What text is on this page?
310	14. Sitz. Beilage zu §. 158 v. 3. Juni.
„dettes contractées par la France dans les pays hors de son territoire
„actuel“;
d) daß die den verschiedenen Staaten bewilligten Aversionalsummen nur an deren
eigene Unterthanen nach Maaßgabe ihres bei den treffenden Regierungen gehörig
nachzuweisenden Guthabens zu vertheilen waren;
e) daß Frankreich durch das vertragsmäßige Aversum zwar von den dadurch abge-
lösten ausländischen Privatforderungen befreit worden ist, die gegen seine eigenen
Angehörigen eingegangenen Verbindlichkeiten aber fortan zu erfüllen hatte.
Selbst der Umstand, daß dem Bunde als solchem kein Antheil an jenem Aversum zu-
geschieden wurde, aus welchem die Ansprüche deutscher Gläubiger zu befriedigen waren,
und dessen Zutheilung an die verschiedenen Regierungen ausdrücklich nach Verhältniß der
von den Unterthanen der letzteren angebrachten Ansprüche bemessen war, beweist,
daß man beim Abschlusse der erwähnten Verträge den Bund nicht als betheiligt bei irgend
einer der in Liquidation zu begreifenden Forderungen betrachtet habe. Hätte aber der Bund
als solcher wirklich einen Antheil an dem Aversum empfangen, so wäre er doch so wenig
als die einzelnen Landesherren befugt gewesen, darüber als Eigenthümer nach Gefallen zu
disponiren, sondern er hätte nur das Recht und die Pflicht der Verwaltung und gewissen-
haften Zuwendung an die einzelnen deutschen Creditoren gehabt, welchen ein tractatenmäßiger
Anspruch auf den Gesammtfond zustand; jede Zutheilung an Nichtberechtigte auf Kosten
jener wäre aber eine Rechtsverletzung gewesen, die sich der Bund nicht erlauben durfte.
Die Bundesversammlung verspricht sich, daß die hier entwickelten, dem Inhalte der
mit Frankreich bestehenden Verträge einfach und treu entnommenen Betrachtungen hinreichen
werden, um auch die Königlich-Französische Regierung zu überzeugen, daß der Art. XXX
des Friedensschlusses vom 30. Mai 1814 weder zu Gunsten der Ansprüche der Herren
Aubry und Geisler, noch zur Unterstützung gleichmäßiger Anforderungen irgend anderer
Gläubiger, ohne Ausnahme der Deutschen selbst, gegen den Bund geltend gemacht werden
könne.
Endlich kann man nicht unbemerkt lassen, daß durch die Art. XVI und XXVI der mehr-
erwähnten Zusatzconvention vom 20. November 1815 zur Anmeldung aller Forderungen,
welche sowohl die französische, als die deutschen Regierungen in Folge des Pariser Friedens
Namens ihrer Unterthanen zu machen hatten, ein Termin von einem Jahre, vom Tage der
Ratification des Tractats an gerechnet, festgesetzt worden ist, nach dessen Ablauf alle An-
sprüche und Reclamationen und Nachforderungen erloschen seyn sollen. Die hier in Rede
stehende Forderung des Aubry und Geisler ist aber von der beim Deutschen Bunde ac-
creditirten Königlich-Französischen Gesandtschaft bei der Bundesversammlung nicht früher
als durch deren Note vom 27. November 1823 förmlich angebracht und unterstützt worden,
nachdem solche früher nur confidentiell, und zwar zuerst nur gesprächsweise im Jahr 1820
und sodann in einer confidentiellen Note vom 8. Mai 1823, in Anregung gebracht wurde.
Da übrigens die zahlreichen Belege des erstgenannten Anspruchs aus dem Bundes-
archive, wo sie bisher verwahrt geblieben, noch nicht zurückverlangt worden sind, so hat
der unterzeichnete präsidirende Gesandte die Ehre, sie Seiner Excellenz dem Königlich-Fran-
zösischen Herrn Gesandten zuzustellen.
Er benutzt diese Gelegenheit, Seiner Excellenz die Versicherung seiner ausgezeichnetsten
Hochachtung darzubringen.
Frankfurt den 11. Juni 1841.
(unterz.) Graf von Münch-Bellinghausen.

___

#### EXERCISE INSTRUCTIONS
Report back each line of the entries that holds the string "dessen".

#### ANSWER TO THE EXERCISE
und dessen Zutheilung an die verschiedenen Regierungen ausdrücklich nach Verhältniß der
Ratification des Tractats an gerechnet, festgesetzt worden ist, nach dessen Ablauf alle An-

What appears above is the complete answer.